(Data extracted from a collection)

┌────────

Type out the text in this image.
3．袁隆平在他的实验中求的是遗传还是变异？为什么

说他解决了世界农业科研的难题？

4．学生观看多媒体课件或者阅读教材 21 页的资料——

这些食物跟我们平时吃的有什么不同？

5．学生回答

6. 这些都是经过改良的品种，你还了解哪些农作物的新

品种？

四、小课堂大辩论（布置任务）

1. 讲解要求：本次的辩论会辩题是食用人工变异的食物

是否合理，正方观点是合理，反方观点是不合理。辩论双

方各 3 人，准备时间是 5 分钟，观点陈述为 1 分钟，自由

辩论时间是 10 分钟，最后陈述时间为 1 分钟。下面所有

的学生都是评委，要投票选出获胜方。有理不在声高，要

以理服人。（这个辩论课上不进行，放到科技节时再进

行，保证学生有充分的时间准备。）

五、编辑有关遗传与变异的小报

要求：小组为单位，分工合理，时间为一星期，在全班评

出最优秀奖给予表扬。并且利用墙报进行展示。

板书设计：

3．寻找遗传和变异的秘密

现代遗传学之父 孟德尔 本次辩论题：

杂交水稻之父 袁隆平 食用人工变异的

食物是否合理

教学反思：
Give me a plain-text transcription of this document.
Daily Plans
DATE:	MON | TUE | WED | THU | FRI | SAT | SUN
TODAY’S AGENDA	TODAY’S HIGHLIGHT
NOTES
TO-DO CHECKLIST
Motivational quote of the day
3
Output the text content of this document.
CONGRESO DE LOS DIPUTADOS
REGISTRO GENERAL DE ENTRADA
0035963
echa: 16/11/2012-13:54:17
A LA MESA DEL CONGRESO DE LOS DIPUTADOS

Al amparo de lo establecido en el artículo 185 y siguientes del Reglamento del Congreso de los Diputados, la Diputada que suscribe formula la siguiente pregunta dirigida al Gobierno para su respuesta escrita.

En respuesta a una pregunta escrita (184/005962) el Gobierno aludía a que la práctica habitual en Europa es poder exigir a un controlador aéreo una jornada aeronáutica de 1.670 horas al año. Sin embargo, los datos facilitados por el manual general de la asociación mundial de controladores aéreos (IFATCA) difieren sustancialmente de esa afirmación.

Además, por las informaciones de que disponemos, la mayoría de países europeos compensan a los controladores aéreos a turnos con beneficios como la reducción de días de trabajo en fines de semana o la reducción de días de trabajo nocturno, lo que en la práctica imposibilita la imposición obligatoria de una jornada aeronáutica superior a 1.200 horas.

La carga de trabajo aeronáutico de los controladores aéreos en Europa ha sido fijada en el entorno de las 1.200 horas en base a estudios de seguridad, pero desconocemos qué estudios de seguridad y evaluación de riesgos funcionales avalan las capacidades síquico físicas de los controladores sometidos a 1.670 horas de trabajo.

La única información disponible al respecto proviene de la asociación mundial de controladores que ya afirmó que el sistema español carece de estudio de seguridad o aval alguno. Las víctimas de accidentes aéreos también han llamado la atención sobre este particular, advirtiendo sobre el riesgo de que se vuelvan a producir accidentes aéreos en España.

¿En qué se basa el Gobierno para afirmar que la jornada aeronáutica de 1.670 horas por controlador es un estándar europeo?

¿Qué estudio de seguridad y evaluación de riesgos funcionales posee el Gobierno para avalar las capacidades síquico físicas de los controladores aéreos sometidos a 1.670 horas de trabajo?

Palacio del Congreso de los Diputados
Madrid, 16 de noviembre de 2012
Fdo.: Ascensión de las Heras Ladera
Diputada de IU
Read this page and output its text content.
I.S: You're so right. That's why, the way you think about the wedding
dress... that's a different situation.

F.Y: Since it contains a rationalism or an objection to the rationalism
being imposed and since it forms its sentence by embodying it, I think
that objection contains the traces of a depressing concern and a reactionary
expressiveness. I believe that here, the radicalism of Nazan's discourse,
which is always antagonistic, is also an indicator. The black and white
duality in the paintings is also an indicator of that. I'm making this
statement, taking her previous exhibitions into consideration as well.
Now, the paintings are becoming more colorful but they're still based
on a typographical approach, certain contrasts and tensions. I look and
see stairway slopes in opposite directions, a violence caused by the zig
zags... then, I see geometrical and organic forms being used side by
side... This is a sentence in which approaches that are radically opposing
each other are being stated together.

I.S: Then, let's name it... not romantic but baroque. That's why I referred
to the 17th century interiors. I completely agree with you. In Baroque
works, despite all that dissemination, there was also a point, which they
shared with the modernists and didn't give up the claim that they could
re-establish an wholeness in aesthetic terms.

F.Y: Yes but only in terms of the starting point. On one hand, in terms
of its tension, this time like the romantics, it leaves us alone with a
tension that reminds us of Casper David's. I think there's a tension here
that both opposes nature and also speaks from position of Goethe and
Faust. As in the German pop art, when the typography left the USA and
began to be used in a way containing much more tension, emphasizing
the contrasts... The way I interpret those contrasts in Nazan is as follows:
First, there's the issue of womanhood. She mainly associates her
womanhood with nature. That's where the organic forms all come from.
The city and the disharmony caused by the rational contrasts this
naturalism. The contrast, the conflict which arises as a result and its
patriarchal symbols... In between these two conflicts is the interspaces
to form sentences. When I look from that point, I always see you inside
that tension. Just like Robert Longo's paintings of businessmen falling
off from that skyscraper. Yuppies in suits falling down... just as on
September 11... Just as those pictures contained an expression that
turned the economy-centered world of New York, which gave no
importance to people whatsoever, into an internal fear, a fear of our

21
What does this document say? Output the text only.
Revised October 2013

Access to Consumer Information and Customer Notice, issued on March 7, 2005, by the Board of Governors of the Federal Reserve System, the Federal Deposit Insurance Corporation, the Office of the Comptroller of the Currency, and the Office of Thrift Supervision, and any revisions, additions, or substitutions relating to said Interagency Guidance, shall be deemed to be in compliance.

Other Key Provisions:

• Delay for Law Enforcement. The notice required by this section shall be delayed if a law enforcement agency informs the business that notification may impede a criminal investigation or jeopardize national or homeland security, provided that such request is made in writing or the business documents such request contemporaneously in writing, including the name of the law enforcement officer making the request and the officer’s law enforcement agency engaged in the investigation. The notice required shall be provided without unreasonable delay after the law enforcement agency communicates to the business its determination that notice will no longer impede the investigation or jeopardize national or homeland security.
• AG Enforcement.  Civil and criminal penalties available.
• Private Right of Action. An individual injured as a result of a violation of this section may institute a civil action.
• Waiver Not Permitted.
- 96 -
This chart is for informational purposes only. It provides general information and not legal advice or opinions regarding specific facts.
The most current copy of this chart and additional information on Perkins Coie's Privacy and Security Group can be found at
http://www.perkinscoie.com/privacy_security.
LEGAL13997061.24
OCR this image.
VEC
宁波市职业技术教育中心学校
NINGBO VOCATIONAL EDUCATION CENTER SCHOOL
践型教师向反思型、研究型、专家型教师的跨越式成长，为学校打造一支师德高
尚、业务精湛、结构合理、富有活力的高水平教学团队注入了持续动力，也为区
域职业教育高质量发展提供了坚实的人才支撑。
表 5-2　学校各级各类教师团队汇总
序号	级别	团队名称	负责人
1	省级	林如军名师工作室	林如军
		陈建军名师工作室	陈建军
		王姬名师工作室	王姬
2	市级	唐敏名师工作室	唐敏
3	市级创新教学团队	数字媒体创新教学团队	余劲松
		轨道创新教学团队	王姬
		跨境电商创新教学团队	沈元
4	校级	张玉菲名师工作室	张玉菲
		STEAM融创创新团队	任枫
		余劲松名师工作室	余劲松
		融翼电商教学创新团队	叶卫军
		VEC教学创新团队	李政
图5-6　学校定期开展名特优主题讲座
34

└────────

--- The problem ---
All lines in the data that contain the word "those" should be copied.

--- Exercise response ---
the contrasts... The way I interpret those contrasts in Nazan is as follows:
September 11... Just as those pictures contained an expression that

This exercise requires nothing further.